━━━━━ Material for this exercise ━━━━━
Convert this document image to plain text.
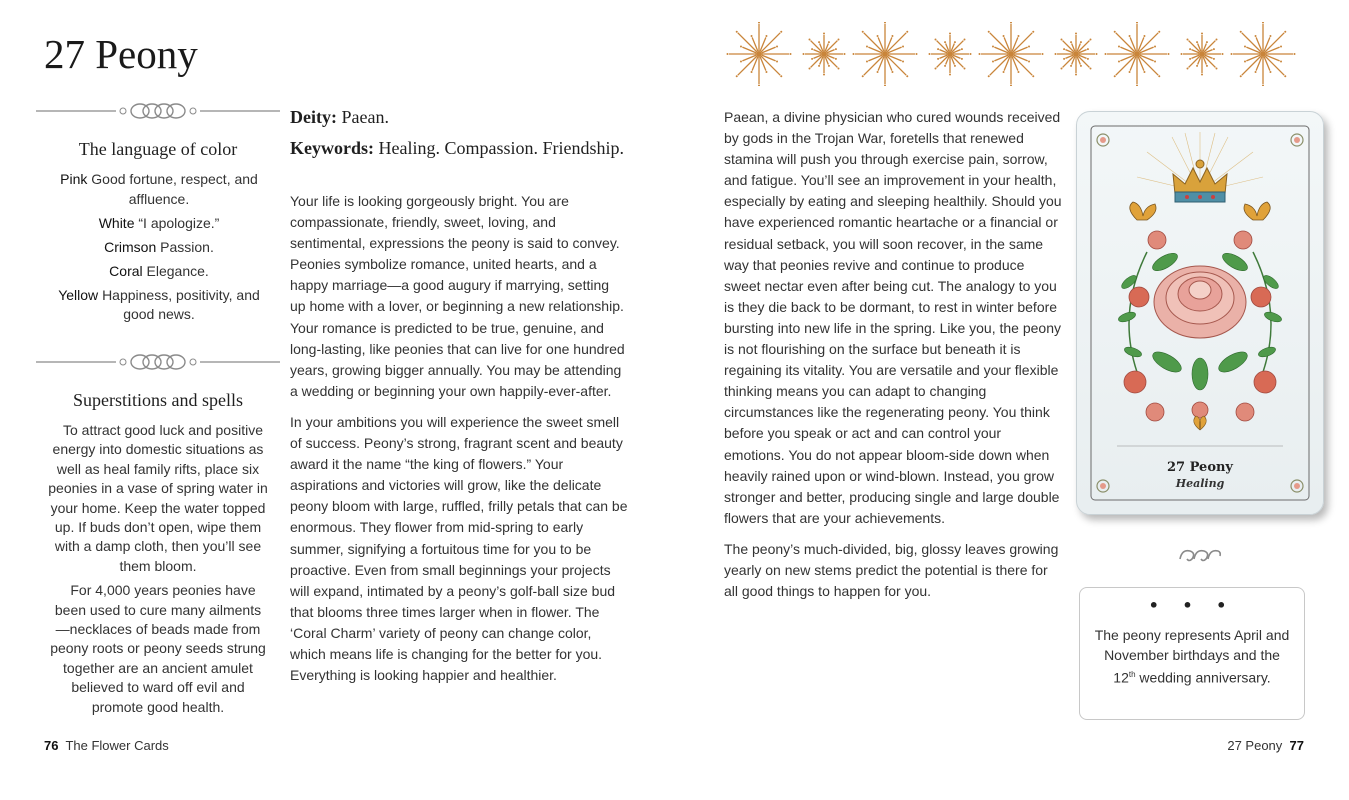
27 Peony
The language of color
Pink Good fortune, respect, and affluence.
White “I apologize.”
Crimson Passion.
Coral Elegance.
Yellow Happiness, positivity, and good news.
Superstitions and spells

To attract good luck and positive energy into domestic situations as well as heal family rifts, place six peonies in a vase of spring water in your home. Keep the water topped up. If buds don’t open, wipe them with a damp cloth, then you’ll see them bloom.

For 4,000 years peonies have been used to cure many ailments—necklaces of beads made from peony roots or peony seeds strung together are an ancient amulet believed to ward off evil and promote good health.

Deity: Paean.
Keywords: Healing. Compassion. Friendship.

Your life is looking gorgeously bright. You are compassionate, friendly, sweet, loving, and sentimental, expressions the peony is said to convey. Peonies symbolize romance, united hearts, and a happy marriage—a good augury if marrying, setting up home with a lover, or beginning a new relationship. Your romance is predicted to be true, genuine, and long-lasting, like peonies that can live for one hundred years, growing bigger annually. You may be attending a wedding or beginning your own happily-ever-after.

In your ambitions you will experience the sweet smell of success. Peony’s strong, fragrant scent and beauty award it the name “the king of flowers.” Your aspirations and victories will grow, like the delicate peony bloom with large, ruffled, frilly petals that can be enormous. They flower from mid-spring to early summer, signifying a fortuitous time for you to be proactive. Even from small beginnings your projects will expand, intimated by a peony’s golf-ball size bud that blooms three times larger when in flower. The ‘Coral Charm’ variety of peony can change color, which means life is changing for the better for you. Everything is looking happier and healthier.

76 The Flower Cards

Paean, a divine physician who cured wounds received by gods in the Trojan War, foretells that renewed stamina will push you through exercise pain, sorrow, and fatigue. You’ll see an improvement in your health, especially by eating and sleeping healthily. Should you have experienced romantic heartache or a financial or residual setback, you will soon recover, in the same way that peonies revive and continue to produce sweet nectar even after being cut. The analogy to you is they die back to be dormant, to rest in winter before bursting into new life in the spring. Like you, the peony is not flourishing on the surface but beneath it is regaining its vitality. You are versatile and your flexible thinking means you can adapt to changing circumstances like the regenerating peony. You think before you speak or act and can control your emotions. You do not appear bloom-side down when heavily rained upon or wind-blown. Instead, you grow stronger and better, producing single and large double flowers that are your achievements.

The peony’s much-divided, big, glossy leaves growing yearly on new stems predict the potential is there for all good things to happen for you.

27 Peony
Healing
• • •
The peony represents April and November birthdays and the 12th wedding anniversary.
27 Peony 77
━━━━━
Locate and copy each line in the data above that includes the word "Healing".

Keywords: Healing. Compassion. Friendship.
Healing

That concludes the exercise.